Return each line containing the string "Article".

━━━━━━━━

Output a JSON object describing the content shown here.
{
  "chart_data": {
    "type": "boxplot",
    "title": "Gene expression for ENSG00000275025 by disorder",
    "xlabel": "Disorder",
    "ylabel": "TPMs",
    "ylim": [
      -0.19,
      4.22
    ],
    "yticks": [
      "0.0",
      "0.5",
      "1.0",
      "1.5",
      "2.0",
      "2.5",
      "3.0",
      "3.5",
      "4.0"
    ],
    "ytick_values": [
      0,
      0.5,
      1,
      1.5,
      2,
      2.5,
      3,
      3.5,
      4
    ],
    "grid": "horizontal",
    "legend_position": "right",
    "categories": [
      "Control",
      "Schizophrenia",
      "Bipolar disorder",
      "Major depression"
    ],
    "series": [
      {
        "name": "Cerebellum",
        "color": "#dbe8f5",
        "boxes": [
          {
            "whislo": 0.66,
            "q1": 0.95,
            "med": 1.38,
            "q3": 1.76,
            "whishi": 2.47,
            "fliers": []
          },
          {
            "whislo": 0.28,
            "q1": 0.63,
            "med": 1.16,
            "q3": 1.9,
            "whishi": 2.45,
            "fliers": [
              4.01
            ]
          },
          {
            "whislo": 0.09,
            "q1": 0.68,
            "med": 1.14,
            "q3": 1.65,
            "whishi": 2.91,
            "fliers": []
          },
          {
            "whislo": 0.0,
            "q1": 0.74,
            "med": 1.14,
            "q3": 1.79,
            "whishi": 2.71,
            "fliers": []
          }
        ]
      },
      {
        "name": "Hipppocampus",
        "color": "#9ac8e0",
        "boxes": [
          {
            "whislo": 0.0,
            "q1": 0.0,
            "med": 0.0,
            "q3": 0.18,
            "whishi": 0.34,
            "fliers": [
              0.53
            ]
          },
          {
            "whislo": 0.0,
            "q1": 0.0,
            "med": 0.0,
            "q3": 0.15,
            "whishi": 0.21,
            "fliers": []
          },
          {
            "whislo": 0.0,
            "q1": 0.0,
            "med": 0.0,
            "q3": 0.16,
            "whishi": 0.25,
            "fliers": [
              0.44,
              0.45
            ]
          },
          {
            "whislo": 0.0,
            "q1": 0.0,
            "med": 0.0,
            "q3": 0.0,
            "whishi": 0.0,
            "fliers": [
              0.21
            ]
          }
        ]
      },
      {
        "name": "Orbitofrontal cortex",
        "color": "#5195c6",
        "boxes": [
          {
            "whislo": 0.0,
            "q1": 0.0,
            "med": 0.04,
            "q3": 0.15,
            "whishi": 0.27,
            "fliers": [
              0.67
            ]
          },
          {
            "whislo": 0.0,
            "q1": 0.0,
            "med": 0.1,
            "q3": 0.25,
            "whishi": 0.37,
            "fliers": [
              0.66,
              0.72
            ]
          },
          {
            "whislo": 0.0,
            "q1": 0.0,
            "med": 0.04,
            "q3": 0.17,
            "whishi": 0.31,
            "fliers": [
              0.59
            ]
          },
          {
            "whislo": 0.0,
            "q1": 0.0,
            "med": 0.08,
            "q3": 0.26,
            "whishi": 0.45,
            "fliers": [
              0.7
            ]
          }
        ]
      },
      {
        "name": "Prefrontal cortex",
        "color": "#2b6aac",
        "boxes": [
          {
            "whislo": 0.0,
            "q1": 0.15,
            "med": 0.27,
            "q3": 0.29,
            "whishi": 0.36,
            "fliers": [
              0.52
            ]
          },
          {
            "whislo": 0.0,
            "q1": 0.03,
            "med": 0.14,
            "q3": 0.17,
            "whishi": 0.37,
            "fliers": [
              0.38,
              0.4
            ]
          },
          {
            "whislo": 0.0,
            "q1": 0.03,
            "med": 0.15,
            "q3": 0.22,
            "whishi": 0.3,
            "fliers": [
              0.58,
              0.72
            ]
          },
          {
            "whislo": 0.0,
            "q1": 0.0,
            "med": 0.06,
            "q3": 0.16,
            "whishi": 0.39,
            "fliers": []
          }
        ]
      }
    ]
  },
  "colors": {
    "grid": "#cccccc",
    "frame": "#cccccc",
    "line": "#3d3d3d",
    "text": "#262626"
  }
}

━━━━━━━━

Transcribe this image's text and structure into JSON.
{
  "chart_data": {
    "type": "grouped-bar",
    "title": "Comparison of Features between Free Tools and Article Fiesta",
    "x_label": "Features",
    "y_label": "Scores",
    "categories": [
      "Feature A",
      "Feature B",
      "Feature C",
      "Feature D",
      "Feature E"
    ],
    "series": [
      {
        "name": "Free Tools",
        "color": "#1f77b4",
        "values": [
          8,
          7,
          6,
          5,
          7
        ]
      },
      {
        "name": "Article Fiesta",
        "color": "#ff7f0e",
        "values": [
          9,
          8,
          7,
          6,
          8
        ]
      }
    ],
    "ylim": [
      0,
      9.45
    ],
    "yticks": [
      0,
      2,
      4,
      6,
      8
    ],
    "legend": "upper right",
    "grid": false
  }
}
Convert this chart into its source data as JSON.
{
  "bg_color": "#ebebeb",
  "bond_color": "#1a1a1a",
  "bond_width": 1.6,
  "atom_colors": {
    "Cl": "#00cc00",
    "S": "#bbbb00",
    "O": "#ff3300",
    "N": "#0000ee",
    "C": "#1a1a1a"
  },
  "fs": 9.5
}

━━━━━━━━

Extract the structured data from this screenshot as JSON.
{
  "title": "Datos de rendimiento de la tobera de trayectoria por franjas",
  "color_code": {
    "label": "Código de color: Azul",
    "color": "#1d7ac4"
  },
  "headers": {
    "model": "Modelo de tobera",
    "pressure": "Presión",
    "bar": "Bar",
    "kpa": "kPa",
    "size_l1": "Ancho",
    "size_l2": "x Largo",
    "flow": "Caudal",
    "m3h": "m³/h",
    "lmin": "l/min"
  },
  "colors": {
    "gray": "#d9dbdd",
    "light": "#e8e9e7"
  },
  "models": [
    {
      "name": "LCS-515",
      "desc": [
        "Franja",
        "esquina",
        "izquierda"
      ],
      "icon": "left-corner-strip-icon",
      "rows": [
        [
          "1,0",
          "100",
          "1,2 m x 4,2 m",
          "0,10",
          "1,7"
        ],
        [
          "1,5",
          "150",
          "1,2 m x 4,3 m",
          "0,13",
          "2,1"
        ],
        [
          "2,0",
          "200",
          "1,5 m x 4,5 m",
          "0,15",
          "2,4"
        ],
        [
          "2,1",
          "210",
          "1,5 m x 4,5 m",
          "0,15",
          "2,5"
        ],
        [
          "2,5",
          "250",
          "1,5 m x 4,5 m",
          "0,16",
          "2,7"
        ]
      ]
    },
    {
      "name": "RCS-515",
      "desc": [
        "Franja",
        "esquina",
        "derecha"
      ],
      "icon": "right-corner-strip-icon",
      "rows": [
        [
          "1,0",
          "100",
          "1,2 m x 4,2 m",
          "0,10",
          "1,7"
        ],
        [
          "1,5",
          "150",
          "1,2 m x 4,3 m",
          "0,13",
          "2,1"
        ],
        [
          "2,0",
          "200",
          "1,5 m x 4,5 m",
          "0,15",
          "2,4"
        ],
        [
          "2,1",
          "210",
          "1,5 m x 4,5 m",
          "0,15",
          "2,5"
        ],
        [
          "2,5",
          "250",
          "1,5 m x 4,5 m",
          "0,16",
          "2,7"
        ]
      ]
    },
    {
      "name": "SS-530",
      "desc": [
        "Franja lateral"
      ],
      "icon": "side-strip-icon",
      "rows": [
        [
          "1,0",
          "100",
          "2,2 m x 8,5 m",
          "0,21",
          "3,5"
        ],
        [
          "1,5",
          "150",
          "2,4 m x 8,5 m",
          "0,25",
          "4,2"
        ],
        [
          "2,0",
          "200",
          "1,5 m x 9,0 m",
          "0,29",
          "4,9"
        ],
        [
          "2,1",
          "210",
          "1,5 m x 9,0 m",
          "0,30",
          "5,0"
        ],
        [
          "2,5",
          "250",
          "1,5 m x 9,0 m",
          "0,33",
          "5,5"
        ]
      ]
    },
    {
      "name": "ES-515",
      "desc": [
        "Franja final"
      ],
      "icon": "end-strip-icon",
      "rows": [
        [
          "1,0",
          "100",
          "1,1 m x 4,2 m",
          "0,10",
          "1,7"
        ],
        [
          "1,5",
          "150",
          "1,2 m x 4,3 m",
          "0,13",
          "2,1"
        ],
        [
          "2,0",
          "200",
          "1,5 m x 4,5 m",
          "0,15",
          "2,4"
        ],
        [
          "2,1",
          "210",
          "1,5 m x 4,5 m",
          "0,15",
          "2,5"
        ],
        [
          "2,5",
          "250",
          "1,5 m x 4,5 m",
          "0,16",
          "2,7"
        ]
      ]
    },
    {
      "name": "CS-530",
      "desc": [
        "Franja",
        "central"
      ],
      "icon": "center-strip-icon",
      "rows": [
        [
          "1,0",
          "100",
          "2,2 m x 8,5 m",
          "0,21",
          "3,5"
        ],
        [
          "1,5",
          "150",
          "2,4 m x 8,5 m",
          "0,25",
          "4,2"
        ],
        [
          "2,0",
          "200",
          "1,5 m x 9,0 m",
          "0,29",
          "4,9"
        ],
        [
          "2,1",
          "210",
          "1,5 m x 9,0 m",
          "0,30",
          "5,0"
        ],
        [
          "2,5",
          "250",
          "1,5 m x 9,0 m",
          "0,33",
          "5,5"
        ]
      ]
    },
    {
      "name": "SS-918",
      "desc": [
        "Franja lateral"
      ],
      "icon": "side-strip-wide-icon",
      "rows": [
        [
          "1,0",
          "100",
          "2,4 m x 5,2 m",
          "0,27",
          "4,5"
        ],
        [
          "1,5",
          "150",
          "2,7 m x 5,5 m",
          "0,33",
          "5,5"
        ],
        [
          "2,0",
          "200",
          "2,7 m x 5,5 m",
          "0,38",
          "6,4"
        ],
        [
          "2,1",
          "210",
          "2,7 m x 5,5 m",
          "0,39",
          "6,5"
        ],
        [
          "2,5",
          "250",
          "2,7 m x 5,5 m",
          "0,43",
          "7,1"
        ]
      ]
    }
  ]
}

━━━━━━━━

THE OUTPUT:
    "title": "Comparison of Features between Free Tools and Article Fiesta",
        "name": "Article Fiesta",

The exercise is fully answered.